-- Begin Data for processing --

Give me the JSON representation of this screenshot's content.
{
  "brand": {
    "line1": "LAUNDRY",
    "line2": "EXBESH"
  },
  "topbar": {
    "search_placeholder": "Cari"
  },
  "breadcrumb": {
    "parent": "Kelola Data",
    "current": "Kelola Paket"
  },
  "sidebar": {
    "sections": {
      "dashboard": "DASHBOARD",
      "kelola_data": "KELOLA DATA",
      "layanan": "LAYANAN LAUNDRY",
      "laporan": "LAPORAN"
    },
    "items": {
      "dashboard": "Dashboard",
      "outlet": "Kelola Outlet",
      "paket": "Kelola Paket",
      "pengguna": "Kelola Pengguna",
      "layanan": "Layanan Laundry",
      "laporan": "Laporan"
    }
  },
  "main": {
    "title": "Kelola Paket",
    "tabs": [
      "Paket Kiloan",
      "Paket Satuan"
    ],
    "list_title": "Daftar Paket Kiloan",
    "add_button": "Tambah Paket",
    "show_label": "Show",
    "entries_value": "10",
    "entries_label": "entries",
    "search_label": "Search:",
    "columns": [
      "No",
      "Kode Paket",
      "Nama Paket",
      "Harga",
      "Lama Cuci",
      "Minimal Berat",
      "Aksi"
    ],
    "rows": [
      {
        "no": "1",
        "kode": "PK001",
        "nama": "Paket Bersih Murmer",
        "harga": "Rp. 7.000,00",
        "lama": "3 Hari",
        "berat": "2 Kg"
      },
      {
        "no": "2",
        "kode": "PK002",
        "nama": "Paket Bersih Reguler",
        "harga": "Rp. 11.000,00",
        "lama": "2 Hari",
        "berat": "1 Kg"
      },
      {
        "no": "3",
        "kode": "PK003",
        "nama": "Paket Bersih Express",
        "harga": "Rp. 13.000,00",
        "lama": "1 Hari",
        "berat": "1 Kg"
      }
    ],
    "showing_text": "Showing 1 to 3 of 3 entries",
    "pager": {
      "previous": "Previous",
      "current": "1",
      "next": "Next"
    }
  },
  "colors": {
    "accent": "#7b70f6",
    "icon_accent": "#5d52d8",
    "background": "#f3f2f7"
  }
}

-- End Data for processing --

Direction: Extract all of the data shown above without alteration.

Written response:
Give me the JSON representation of this screenshot's content.
{
  "brand": {
    "line1": "LAUNDRY",
    "line2": "EXBESH"
  },
  "topbar": {
    "search_placeholder": "Cari"
  },
  "breadcrumb": {
    "parent": "Kelola Data",
    "current": "Kelola Paket"
  },
  "sidebar": {
    "sections": {
      "dashboard": "DASHBOARD",
      "kelola_data": "KELOLA DATA",
      "layanan": "LAYANAN LAUNDRY",
      "laporan": "LAPORAN"
    },
    "items": {
      "dashboard": "Dashboard",
      "outlet": "Kelola Outlet",
      "paket": "Kelola Paket",
      "pengguna": "Kelola Pengguna",
      "layanan": "Layanan Laundry",
      "laporan": "Laporan"
    }
  },
  "main": {
    "title": "Kelola Paket",
    "tabs": [
      "Paket Kiloan",
      "Paket Satuan"
    ],
    "list_title": "Daftar Paket Kiloan",
    "add_button": "Tambah Paket",
    "show_label": "Show",
    "entries_value": "10",
    "entries_label": "entries",
    "search_label": "Search:",
    "columns": [
      "No",
      "Kode Paket",
      "Nama Paket",
      "Harga",
      "Lama Cuci",
      "Minimal Berat",
      "Aksi"
    ],
    "rows": [
      {
        "no": "1",
        "kode": "PK001",
        "nama": "Paket Bersih Murmer",
        "harga": "Rp. 7.000,00",
        "lama": "3 Hari",
        "berat": "2 Kg"
      },
      {
        "no": "2",
        "kode": "PK002",
        "nama": "Paket Bersih Reguler",
        "harga": "Rp. 11.000,00",
        "lama": "2 Hari",
        "berat": "1 Kg"
      },
      {
        "no": "3",
        "kode": "PK003",
        "nama": "Paket Bersih Express",
        "harga": "Rp. 13.000,00",
        "lama": "1 Hari",
        "berat": "1 Kg"
      }
    ],
    "showing_text": "Showing 1 to 3 of 3 entries",
    "pager": {
      "previous": "Previous",
      "current": "1",
      "next": "Next"
    }
  },
  "colors": {
    "accent": "#7b70f6",
    "icon_accent": "#5d52d8",
    "background": "#f3f2f7"
  }
}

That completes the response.